_Written request_.
Restate each line word for word. Leave out every picture.

--- START OF Material ---

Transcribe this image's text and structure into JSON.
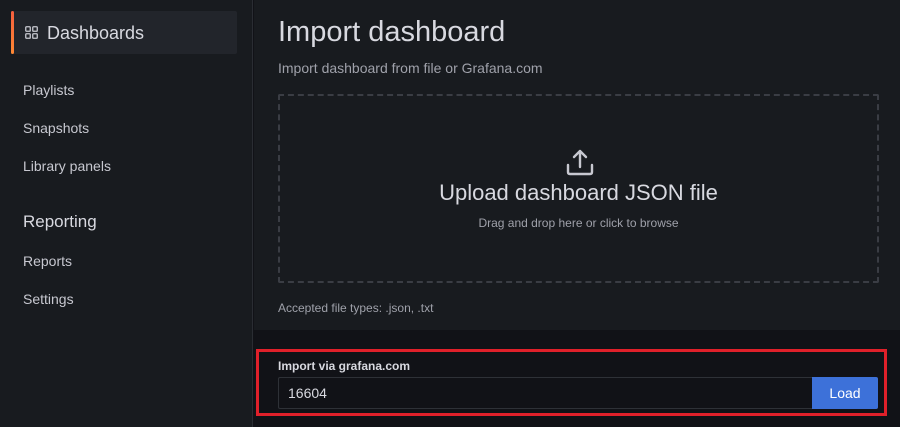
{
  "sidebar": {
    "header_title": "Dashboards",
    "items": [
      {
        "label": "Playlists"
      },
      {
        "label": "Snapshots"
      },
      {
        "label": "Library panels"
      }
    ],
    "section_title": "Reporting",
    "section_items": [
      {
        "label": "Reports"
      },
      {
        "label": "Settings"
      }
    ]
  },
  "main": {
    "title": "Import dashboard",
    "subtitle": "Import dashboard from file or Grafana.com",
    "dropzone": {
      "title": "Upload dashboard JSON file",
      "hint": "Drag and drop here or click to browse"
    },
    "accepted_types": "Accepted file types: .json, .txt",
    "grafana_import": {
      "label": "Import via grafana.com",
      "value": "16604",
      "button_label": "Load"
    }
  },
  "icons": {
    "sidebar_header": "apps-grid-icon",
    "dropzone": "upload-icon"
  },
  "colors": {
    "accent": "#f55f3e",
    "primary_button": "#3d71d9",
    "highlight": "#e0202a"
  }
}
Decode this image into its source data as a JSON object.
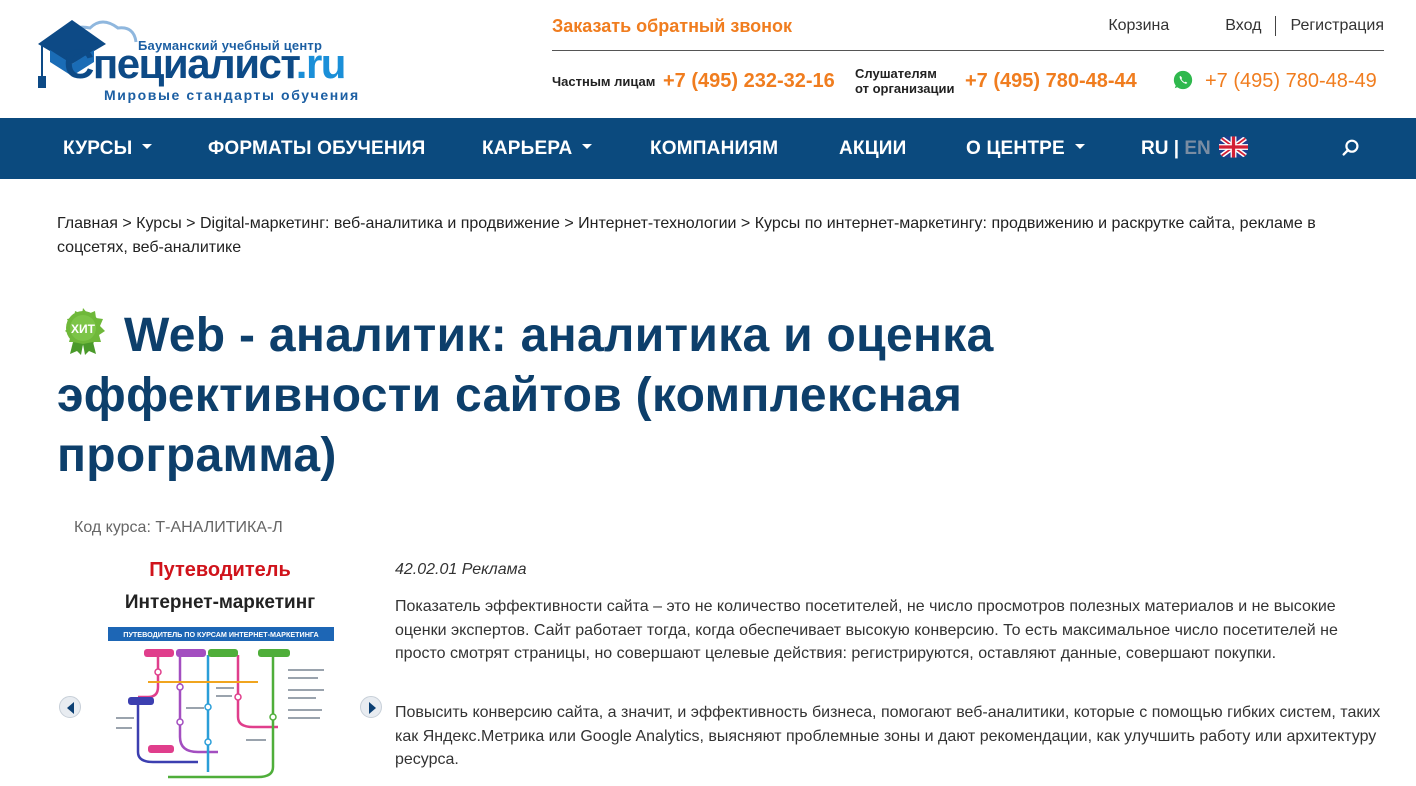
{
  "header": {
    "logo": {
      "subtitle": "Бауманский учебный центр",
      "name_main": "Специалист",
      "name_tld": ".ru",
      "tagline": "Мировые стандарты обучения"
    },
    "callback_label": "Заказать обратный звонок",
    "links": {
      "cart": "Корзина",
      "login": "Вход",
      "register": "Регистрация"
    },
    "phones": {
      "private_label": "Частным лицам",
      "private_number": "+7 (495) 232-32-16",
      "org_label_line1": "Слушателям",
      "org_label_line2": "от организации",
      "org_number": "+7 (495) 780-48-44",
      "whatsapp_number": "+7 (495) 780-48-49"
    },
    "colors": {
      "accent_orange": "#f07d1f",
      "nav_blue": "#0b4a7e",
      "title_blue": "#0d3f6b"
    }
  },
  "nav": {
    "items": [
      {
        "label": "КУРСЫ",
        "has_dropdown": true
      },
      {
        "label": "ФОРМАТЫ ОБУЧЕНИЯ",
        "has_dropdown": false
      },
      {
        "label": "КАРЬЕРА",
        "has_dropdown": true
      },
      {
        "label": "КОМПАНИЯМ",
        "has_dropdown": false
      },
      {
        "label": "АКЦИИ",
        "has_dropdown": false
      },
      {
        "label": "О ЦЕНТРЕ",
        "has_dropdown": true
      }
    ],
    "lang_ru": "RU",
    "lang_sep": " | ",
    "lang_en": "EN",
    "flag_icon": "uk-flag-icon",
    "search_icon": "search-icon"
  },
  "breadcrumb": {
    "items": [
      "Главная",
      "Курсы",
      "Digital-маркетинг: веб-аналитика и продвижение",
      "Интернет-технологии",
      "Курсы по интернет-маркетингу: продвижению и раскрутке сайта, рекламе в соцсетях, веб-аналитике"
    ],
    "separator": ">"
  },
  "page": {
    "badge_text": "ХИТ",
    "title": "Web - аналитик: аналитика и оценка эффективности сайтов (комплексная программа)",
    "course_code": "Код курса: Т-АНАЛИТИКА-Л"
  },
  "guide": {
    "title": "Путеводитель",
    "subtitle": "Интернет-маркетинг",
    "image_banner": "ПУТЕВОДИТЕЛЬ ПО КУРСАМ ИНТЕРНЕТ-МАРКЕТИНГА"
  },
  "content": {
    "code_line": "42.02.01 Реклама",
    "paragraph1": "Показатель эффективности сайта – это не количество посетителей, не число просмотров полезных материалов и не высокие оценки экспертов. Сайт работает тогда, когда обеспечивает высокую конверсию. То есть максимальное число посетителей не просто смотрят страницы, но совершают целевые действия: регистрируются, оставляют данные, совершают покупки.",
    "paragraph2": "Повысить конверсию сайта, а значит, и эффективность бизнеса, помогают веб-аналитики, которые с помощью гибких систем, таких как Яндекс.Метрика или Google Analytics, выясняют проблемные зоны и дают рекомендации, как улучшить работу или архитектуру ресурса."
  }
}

--- END OF Material ---

_Result below_.
Transcribe this image's text and structure into JSON.
{
  "sidebar": {
    "header_title": "Dashboards",
    "items": [
      {
        "label": "Playlists"
      },
      {
        "label": "Snapshots"
      },
      {
        "label": "Library panels"
      }
    ],
    "section_title": "Reporting",
    "section_items": [
      {
        "label": "Reports"
      },
      {
        "label": "Settings"
      }
    ]
  },
  "main": {
    "title": "Import dashboard",
    "subtitle": "Import dashboard from file or Grafana.com",
    "dropzone": {
      "title": "Upload dashboard JSON file",
      "hint": "Drag and drop here or click to browse"
    },
    "accepted_types": "Accepted file types: .json, .txt",
    "grafana_import": {
      "label": "Import via grafana.com",
      "value": "16604",
      "button_label": "Load"
    }
  },
  "icons": {
    "sidebar_header": "apps-grid-icon",
    "dropzone": "upload-icon"
  },
  "colors": {
    "accent": "#f55f3e",
    "primary_button": "#3d71d9",
    "highlight": "#e0202a"
  }
}
Decode this image into its source data as a JSON object.
{
  "header": {
    "logo": {
      "subtitle": "Бауманский учебный центр",
      "name_main": "Специалист",
      "name_tld": ".ru",
      "tagline": "Мировые стандарты обучения"
    },
    "callback_label": "Заказать обратный звонок",
    "links": {
      "cart": "Корзина",
      "login": "Вход",
      "register": "Регистрация"
    },
    "phones": {
      "private_label": "Частным лицам",
      "private_number": "+7 (495) 232-32-16",
      "org_label_line1": "Слушателям",
      "org_label_line2": "от организации",
      "org_number": "+7 (495) 780-48-44",
      "whatsapp_number": "+7 (495) 780-48-49"
    },
    "colors": {
      "accent_orange": "#f07d1f",
      "nav_blue": "#0b4a7e",
      "title_blue": "#0d3f6b"
    }
  },
  "nav": {
    "items": [
      {
        "label": "КУРСЫ",
        "has_dropdown": true
      },
      {
        "label": "ФОРМАТЫ ОБУЧЕНИЯ",
        "has_dropdown": false
      },
      {
        "label": "КАРЬЕРА",
        "has_dropdown": true
      },
      {
        "label": "КОМПАНИЯМ",
        "has_dropdown": false
      },
      {
        "label": "АКЦИИ",
        "has_dropdown": false
      },
      {
        "label": "О ЦЕНТРЕ",
        "has_dropdown": true
      }
    ],
    "lang_ru": "RU",
    "lang_sep": " | ",
    "lang_en": "EN",
    "flag_icon": "uk-flag-icon",
    "search_icon": "search-icon"
  },
  "breadcrumb": {
    "items": [
      "Главная",
      "Курсы",
      "Digital-маркетинг: веб-аналитика и продвижение",
      "Интернет-технологии",
      "Курсы по интернет-маркетингу: продвижению и раскрутке сайта, рекламе в соцсетях, веб-аналитике"
    ],
    "separator": ">"
  },
  "page": {
    "badge_text": "ХИТ",
    "title": "Web - аналитик: аналитика и оценка эффективности сайтов (комплексная программа)",
    "course_code": "Код курса: Т-АНАЛИТИКА-Л"
  },
  "guide": {
    "title": "Путеводитель",
    "subtitle": "Интернет-маркетинг",
    "image_banner": "ПУТЕВОДИТЕЛЬ ПО КУРСАМ ИНТЕРНЕТ-МАРКЕТИНГА"
  },
  "content": {
    "code_line": "42.02.01 Реклама",
    "paragraph1": "Показатель эффективности сайта – это не количество посетителей, не число просмотров полезных материалов и не высокие оценки экспертов. Сайт работает тогда, когда обеспечивает высокую конверсию. То есть максимальное число посетителей не просто смотрят страницы, но совершают целевые действия: регистрируются, оставляют данные, совершают покупки.",
    "paragraph2": "Повысить конверсию сайта, а значит, и эффективность бизнеса, помогают веб-аналитики, которые с помощью гибких систем, таких как Яндекс.Метрика или Google Analytics, выясняют проблемные зоны и дают рекомендации, как улучшить работу или архитектуру ресурса."
  }
}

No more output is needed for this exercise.